Work to complete - Only lines with the word "thinking" are needed; collect each of them from the listing below.

--- Data for processing ---

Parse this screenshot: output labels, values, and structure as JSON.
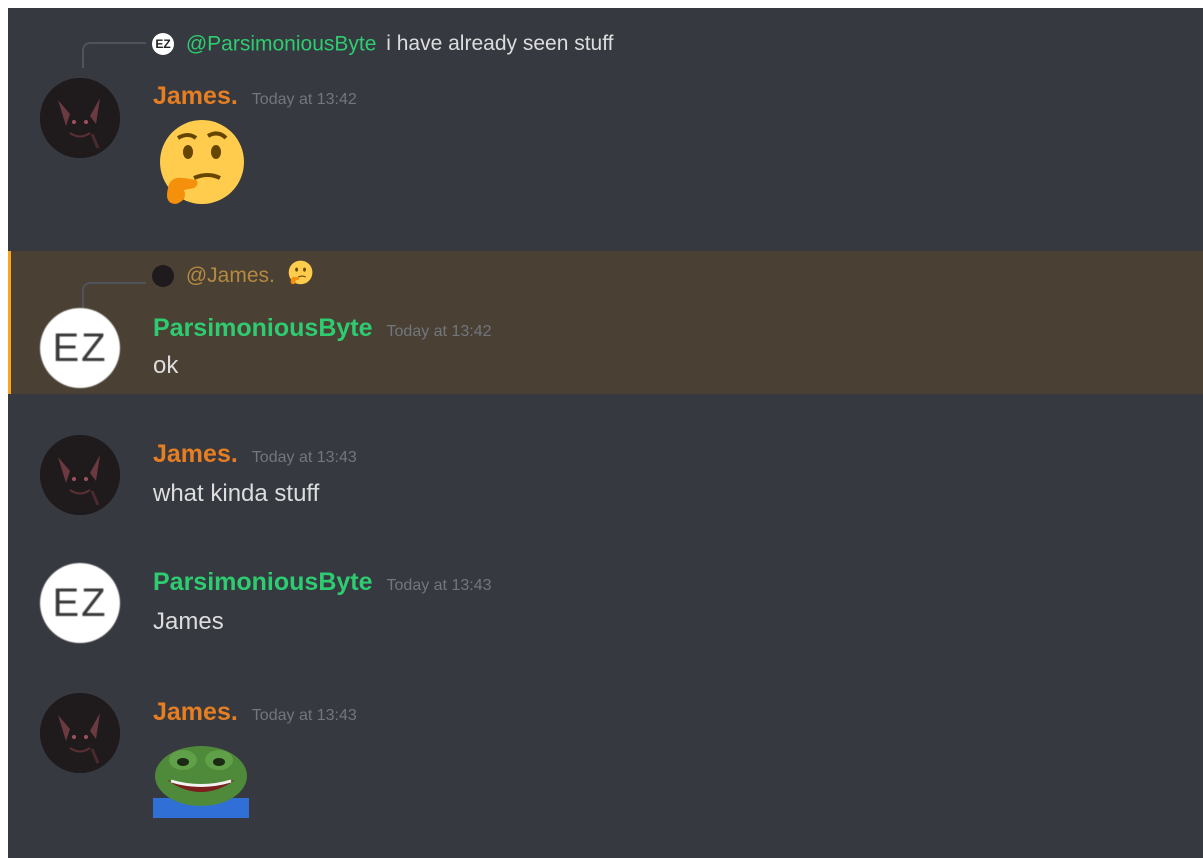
{
  "messages": [
    {
      "author": "James.",
      "timestamp": "Today at 13:42",
      "reply": {
        "mention": "@ParsimoniousByte",
        "text": "i have already seen stuff",
        "avatar_text": "EZ"
      },
      "content": "",
      "emoji": "thinking-face"
    },
    {
      "author": "ParsimoniousByte",
      "timestamp": "Today at 13:42",
      "reply": {
        "mention": "@James.",
        "text": "",
        "emoji": "thinking-face"
      },
      "content": "ok",
      "avatar_text": "EZ",
      "highlighted": true
    },
    {
      "author": "James.",
      "timestamp": "Today at 13:43",
      "content": "what kinda stuff"
    },
    {
      "author": "ParsimoniousByte",
      "timestamp": "Today at 13:43",
      "content": "James",
      "avatar_text": "EZ"
    },
    {
      "author": "James.",
      "timestamp": "Today at 13:43",
      "content": "",
      "emoji": "pepe-laugh-emote"
    }
  ],
  "colors": {
    "background": "#36393f",
    "mention_highlight": "#4a4034",
    "mention_border": "#faa61a",
    "james_name": "#e67e22",
    "parsimonious_name": "#2ecc71",
    "timestamp": "#72767d",
    "text": "#dcddde"
  }
}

---

Task output -
      "emoji": "thinking-face"
        "emoji": "thinking-face"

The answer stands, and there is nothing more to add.